#### GOAL:
From the entries below, work out the number of lines that hold the word "leases", and give that number alone.

##############################

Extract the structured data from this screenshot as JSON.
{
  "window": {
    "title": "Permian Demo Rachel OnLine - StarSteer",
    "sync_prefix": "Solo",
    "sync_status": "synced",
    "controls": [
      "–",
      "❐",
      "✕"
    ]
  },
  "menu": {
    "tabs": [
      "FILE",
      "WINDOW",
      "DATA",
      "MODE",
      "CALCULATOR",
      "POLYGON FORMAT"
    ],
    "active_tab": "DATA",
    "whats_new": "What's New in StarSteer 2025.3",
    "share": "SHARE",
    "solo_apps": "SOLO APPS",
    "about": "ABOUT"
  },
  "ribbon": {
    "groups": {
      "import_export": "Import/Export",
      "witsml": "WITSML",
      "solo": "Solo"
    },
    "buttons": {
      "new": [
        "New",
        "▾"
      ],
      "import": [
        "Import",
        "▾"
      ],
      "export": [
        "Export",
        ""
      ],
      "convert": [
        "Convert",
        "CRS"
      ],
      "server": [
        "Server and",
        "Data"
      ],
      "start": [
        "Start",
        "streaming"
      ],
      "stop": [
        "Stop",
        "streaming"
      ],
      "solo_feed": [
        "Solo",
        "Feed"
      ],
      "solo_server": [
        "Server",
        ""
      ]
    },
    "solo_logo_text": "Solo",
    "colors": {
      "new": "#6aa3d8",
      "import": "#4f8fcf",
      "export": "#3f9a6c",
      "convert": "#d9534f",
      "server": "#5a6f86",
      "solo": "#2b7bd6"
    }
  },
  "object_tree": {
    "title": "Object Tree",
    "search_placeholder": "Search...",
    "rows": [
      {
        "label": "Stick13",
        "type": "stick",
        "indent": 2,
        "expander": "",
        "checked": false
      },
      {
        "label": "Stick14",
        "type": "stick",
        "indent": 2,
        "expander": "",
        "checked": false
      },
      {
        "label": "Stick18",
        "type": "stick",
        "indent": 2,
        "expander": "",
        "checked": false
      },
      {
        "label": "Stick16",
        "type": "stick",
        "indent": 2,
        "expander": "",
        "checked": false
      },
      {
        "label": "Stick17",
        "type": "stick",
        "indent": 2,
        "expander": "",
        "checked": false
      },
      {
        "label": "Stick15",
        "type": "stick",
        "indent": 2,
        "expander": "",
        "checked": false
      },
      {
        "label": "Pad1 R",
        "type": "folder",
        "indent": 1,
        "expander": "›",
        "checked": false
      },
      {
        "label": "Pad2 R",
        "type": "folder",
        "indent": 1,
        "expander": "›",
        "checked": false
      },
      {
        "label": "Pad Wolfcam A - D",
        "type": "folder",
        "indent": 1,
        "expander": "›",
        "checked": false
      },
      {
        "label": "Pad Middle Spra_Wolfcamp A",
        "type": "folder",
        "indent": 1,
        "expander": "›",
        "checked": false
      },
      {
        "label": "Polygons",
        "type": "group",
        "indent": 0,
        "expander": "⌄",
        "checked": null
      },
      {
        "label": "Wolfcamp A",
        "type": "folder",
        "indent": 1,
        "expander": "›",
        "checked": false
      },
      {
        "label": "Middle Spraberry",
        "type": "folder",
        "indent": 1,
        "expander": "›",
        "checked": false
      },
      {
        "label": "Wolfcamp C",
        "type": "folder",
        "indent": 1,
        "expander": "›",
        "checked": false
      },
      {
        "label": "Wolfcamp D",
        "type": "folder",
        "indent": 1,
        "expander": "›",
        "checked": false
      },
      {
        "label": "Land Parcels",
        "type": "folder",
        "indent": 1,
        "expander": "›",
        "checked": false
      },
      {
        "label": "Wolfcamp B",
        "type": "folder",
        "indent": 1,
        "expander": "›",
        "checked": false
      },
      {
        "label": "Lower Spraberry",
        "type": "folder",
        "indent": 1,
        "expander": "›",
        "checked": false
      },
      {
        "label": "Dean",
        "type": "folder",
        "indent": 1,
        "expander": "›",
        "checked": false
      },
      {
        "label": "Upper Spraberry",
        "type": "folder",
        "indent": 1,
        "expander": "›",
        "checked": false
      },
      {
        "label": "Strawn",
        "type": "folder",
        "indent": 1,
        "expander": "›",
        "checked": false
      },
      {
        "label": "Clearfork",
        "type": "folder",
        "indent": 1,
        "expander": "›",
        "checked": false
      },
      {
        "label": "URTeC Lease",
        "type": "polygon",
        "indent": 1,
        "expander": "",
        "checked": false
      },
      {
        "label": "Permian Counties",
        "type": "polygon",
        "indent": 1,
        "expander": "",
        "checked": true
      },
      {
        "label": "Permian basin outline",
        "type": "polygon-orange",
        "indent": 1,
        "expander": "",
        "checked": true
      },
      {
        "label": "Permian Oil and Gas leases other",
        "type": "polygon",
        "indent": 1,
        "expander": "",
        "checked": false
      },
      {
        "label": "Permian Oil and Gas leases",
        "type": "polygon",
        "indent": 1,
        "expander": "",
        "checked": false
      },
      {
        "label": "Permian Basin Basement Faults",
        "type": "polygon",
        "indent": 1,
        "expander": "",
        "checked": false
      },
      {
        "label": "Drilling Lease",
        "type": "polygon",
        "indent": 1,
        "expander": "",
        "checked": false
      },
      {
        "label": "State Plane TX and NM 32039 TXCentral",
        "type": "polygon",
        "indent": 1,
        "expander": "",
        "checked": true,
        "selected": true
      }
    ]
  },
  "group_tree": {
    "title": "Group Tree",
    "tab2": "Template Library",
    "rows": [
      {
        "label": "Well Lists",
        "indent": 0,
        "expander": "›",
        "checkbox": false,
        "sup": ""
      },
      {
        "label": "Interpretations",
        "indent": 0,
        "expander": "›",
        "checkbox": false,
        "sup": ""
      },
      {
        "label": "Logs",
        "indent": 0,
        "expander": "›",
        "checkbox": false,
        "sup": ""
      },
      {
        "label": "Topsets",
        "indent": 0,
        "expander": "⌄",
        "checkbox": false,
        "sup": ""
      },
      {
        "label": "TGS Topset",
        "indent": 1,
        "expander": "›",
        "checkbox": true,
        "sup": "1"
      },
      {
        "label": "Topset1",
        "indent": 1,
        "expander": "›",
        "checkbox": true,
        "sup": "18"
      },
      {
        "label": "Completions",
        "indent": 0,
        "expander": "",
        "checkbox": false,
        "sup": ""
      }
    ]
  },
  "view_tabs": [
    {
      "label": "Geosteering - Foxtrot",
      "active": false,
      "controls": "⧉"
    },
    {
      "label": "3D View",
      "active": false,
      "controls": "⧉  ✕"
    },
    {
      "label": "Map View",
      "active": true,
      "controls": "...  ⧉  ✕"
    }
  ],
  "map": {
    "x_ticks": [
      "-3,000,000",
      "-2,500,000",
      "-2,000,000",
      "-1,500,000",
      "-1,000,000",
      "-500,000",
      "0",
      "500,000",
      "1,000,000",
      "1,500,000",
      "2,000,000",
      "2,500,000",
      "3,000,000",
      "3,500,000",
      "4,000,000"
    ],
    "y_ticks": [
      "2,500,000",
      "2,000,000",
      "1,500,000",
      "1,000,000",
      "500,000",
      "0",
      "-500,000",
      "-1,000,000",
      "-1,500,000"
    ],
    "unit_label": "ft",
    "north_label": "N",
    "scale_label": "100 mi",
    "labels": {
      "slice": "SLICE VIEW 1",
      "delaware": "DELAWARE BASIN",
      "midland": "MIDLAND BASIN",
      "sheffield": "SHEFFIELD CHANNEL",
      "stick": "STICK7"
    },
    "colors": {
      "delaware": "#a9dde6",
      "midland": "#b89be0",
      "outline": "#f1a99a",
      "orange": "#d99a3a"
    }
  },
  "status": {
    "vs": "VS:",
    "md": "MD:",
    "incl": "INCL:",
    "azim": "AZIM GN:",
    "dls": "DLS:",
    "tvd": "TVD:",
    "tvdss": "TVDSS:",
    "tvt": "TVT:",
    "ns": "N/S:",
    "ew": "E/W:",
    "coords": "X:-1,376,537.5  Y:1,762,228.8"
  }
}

##############################

#### THE ANSWER:
2